── Data provided

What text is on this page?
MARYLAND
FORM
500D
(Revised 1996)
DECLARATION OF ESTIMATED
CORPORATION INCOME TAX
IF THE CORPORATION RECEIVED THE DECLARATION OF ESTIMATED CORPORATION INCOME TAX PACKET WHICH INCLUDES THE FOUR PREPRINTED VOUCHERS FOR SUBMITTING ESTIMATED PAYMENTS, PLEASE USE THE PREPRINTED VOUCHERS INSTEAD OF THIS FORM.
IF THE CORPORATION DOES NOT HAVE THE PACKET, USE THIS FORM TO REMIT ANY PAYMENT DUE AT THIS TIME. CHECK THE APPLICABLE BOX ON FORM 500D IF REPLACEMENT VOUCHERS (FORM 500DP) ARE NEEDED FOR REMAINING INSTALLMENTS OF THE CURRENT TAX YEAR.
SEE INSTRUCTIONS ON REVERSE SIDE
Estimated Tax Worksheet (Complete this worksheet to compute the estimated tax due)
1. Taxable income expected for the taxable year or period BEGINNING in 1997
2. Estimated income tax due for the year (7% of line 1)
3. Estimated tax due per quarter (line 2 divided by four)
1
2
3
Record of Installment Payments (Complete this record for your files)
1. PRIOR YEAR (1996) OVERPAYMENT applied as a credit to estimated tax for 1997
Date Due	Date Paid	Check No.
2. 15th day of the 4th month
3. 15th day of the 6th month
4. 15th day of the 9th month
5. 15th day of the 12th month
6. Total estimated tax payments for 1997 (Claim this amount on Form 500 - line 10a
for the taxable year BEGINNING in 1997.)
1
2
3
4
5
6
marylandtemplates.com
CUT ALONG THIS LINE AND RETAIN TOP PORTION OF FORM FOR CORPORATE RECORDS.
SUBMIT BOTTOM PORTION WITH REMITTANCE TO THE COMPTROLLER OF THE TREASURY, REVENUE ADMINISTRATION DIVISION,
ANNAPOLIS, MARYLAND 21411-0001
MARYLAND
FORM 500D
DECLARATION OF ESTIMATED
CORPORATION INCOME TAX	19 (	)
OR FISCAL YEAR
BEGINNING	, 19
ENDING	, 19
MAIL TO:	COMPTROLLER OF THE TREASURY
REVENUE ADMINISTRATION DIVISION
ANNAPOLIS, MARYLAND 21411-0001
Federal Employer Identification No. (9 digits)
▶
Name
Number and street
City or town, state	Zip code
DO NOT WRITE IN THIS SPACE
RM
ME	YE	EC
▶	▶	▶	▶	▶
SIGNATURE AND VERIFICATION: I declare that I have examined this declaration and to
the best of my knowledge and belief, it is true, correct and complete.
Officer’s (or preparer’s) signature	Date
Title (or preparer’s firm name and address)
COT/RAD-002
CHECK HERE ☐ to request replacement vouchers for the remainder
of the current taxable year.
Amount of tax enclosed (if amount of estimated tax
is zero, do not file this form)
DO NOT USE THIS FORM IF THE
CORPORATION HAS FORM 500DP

────

Required task:
Copy out each line of the data containing the string "PORTION".

Solved problem:
CUT ALONG THIS LINE AND RETAIN TOP PORTION OF FORM FOR CORPORATE RECORDS.
SUBMIT BOTTOM PORTION WITH REMITTANCE TO THE COMPTROLLER OF THE TREASURY, REVENUE ADMINISTRATION DIVISION,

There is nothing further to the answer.